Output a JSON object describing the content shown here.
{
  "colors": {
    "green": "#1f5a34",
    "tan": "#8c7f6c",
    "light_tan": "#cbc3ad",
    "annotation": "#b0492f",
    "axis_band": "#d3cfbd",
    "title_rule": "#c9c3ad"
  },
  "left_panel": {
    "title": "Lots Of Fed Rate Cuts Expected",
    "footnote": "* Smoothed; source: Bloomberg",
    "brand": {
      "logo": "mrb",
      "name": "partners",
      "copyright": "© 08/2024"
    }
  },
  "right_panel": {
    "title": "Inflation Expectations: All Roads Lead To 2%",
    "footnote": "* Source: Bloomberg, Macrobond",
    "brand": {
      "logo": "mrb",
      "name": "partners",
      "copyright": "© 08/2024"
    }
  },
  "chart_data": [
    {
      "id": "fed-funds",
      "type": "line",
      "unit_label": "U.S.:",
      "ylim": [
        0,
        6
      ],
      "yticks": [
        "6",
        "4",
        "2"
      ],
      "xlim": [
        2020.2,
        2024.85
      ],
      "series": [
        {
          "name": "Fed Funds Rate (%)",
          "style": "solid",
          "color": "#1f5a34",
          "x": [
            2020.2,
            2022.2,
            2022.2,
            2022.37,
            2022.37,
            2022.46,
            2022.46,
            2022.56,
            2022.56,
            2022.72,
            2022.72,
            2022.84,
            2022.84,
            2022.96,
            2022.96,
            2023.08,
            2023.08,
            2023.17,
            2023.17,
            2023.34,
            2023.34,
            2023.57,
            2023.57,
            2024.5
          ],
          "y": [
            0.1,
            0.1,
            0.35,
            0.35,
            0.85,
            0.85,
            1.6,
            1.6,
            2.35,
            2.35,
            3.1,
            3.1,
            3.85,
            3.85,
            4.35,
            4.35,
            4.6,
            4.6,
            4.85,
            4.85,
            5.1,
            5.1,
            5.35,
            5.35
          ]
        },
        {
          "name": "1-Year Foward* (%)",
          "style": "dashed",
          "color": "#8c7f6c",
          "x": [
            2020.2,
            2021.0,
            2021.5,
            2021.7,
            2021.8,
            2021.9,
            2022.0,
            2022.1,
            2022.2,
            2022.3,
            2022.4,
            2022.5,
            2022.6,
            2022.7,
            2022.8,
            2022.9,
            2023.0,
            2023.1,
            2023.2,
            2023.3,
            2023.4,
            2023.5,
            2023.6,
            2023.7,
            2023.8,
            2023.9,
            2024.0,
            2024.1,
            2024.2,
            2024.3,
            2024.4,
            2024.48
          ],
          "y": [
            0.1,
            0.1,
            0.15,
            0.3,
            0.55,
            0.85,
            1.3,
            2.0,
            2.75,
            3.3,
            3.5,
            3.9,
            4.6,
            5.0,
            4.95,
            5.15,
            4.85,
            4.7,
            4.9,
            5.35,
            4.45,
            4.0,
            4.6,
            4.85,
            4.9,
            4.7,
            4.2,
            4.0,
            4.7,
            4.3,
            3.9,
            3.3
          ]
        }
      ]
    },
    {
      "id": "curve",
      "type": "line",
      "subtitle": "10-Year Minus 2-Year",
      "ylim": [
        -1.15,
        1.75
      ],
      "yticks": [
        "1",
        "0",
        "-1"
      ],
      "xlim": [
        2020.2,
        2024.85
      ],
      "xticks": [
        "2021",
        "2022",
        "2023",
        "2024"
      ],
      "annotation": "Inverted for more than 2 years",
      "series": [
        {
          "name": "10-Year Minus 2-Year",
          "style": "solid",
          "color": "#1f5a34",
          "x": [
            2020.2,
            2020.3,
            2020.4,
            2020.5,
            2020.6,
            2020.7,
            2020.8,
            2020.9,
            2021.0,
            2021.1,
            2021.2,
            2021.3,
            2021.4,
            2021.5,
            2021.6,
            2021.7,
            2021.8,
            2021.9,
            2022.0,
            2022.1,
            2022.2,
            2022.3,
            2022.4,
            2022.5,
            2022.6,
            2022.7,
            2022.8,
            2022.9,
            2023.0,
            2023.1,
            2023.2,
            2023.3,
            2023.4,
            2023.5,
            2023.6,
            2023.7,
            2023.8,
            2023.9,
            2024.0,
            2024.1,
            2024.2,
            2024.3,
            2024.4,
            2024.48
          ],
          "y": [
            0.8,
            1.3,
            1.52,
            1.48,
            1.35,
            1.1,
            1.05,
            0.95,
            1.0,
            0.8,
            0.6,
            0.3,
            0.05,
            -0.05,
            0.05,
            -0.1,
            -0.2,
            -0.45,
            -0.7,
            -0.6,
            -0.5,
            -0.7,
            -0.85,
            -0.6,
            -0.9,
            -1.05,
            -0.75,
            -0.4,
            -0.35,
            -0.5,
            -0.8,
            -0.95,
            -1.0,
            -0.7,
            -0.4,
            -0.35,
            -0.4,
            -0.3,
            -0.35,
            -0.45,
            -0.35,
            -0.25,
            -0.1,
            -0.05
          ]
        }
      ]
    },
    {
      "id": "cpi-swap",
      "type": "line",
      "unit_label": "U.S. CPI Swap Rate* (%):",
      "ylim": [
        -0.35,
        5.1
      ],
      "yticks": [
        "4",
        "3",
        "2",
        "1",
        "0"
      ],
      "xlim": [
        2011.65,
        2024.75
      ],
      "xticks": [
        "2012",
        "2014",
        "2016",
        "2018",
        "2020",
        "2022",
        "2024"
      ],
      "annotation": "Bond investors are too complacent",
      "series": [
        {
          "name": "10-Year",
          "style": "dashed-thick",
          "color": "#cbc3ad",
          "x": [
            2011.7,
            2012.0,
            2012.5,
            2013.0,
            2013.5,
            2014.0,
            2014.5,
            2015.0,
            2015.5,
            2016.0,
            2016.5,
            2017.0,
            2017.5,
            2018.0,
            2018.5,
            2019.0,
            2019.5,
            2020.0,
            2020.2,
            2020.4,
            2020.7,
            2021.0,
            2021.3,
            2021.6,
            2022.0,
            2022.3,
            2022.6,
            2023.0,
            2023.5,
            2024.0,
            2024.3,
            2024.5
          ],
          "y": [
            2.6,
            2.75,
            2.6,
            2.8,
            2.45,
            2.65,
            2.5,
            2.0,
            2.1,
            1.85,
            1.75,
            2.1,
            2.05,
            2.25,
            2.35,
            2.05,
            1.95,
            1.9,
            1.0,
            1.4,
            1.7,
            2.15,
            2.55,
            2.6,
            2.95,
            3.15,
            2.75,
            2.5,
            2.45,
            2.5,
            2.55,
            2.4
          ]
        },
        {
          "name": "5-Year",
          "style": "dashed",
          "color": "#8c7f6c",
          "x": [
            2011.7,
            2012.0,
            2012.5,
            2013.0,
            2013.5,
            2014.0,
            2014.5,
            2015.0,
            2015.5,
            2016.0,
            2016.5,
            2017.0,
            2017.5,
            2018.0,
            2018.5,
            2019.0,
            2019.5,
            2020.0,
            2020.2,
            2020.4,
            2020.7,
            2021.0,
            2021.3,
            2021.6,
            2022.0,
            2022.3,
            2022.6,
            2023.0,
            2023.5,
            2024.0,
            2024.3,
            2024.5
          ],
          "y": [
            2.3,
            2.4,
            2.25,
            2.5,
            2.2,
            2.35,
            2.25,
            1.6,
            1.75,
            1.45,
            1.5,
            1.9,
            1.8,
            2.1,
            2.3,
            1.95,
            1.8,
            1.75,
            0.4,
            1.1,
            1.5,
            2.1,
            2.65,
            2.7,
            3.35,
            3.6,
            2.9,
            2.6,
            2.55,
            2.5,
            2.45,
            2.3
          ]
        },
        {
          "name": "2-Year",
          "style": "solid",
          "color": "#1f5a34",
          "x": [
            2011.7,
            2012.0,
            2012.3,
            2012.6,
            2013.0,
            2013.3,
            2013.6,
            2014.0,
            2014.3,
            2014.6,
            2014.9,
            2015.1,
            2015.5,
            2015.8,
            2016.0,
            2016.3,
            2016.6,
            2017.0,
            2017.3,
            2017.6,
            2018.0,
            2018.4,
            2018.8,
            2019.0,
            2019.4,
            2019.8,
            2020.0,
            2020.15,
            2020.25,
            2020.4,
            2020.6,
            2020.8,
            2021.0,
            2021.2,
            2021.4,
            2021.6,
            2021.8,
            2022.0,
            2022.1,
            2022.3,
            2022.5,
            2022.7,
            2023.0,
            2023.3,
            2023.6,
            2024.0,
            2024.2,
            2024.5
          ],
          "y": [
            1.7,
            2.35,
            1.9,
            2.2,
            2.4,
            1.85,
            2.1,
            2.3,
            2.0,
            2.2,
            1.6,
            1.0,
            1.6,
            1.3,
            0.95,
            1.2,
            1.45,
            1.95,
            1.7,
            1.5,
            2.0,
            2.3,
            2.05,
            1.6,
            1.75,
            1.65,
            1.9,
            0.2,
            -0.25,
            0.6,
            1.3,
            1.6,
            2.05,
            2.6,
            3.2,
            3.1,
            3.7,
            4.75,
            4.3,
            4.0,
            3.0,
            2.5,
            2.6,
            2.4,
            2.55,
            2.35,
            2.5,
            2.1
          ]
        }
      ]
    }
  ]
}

WRITTEN EXERCISE | Every line above that contains the word "name" should be reported.

ANSWER TO THIS TASK |
      "name": "partners",
      "name": "partners",
          "name": "Fed Funds Rate (%)",
          "name": "1-Year Foward* (%)",
          "name": "10-Year Minus 2-Year",
          "name": "10-Year",
          "name": "5-Year",
          "name": "2-Year",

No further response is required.